### Goal
Every line with the word "pohn" in it should be extracted from the data that follows.

[Extracted records]

--- Begin ---

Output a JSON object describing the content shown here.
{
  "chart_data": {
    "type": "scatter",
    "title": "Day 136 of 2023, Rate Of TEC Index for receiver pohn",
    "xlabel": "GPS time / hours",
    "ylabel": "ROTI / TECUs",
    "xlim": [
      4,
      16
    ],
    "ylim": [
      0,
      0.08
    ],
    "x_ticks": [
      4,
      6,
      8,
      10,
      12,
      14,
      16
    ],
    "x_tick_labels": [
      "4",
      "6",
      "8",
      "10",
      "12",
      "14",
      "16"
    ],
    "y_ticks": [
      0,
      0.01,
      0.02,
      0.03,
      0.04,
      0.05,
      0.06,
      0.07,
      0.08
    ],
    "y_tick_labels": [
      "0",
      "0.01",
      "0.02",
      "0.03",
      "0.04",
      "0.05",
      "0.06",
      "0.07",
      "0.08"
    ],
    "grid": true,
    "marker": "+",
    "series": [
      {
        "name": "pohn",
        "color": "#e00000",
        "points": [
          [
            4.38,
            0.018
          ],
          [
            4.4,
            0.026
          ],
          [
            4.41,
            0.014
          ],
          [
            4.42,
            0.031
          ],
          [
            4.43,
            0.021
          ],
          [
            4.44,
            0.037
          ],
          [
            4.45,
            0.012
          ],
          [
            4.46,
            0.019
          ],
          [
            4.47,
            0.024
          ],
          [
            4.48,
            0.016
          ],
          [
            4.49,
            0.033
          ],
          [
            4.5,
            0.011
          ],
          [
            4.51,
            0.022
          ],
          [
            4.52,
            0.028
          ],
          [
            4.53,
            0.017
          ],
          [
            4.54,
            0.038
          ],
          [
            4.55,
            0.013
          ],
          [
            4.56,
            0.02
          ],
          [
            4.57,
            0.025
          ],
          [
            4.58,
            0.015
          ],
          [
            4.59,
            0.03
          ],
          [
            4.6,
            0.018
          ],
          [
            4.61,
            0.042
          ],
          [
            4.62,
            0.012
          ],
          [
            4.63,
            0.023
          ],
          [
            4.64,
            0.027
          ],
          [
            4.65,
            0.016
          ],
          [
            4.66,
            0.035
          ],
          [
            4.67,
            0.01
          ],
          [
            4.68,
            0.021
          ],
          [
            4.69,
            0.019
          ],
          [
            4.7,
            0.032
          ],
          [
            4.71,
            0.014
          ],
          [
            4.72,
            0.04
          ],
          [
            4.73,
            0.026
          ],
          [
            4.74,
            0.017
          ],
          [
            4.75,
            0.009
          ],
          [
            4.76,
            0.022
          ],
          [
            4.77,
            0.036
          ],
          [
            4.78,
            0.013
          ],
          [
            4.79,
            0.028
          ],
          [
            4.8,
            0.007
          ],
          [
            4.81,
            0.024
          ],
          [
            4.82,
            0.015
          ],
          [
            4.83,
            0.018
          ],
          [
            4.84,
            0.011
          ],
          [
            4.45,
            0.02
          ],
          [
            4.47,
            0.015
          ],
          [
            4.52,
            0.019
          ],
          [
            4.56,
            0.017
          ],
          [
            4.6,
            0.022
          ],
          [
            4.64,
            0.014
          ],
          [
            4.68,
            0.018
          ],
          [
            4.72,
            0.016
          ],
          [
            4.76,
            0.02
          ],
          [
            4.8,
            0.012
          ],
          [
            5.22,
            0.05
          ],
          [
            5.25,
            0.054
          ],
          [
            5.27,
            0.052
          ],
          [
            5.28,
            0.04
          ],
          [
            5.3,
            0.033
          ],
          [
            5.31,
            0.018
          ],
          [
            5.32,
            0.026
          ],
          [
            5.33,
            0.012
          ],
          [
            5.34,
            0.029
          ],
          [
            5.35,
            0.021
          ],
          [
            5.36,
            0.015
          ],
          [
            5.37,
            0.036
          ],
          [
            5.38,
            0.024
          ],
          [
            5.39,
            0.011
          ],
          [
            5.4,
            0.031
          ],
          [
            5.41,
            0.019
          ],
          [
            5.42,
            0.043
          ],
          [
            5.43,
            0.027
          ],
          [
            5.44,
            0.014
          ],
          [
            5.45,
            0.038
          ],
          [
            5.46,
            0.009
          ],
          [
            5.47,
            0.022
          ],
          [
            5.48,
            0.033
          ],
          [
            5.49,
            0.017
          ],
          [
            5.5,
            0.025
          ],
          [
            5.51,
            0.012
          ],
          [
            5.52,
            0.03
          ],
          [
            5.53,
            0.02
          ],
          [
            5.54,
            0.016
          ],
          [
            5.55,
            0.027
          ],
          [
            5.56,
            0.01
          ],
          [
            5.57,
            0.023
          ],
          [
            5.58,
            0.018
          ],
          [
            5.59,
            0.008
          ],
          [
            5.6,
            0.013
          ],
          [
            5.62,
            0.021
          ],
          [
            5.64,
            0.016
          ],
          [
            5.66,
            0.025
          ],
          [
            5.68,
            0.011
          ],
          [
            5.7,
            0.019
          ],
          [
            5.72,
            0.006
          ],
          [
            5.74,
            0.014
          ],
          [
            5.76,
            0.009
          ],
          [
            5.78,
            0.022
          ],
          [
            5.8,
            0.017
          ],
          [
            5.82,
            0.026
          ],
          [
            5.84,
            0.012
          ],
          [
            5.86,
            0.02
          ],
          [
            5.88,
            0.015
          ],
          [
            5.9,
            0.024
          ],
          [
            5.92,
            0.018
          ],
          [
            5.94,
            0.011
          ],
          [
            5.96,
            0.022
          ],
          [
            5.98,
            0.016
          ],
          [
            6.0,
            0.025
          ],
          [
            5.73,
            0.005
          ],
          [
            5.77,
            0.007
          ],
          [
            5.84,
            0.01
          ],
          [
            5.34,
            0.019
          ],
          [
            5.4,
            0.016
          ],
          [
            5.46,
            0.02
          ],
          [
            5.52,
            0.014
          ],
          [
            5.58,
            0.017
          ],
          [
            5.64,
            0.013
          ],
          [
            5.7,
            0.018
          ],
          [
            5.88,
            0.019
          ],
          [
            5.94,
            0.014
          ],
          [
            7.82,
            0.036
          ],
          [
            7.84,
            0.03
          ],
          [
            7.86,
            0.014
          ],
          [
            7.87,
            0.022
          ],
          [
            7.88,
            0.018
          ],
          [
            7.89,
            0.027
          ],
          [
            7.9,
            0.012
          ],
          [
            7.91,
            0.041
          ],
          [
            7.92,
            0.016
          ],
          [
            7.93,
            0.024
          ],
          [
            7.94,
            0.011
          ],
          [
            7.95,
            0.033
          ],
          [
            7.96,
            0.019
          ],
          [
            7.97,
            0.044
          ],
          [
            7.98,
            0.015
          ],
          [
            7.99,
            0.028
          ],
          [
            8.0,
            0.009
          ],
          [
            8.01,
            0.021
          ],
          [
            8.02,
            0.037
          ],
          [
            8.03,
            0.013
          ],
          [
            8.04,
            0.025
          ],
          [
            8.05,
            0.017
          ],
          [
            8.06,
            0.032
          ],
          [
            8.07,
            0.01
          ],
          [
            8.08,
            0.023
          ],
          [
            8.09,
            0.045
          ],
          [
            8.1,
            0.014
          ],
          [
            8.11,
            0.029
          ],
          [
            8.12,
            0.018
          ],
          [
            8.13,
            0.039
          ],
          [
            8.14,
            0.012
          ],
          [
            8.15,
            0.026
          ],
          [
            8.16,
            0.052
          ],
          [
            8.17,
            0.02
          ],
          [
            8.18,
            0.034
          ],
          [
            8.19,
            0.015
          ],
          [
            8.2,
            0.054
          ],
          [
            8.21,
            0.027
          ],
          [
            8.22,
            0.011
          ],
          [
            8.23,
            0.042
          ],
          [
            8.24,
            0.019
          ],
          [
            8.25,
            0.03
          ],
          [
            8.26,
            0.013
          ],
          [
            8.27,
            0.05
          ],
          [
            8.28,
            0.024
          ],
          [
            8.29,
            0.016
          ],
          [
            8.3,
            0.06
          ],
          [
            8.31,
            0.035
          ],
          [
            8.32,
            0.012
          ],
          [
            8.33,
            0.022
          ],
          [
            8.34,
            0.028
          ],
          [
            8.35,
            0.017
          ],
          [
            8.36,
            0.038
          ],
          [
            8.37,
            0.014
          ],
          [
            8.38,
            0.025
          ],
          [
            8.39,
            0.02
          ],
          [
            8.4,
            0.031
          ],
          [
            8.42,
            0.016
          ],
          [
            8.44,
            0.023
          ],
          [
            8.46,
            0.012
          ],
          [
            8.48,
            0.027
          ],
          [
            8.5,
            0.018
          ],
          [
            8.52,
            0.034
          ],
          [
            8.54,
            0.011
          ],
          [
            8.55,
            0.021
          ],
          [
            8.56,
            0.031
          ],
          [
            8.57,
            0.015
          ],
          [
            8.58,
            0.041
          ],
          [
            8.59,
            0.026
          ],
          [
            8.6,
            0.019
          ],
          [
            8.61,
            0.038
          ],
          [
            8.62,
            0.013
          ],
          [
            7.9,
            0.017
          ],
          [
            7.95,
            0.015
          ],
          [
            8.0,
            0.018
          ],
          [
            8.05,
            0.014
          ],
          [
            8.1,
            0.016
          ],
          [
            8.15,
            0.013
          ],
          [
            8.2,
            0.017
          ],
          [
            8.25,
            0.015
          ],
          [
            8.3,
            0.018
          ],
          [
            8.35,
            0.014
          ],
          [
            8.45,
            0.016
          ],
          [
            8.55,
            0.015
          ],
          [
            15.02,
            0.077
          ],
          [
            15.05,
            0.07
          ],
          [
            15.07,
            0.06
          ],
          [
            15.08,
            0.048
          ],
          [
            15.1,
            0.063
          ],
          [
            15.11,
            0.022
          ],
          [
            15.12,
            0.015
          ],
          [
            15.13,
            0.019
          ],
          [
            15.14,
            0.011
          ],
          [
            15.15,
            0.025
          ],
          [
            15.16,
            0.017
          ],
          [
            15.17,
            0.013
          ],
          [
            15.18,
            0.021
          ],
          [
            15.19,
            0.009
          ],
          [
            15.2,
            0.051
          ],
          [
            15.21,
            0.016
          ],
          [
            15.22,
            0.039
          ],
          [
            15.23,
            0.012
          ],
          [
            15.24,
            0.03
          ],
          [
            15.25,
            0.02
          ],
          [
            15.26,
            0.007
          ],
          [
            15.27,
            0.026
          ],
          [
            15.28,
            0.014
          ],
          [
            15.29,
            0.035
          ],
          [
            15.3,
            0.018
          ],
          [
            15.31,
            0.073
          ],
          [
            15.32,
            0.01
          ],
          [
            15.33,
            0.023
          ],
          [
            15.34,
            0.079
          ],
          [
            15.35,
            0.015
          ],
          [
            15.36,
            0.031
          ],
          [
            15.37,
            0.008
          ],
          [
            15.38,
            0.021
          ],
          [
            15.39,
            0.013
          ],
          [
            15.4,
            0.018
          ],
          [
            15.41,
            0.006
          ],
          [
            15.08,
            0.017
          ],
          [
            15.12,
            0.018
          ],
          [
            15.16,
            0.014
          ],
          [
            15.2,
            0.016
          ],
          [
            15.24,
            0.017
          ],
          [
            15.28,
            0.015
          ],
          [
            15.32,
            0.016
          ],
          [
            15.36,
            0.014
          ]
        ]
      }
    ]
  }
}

--- End ---

### The result
    "title": "Day 136 of 2023, Rate Of TEC Index for receiver pohn",
        "name": "pohn",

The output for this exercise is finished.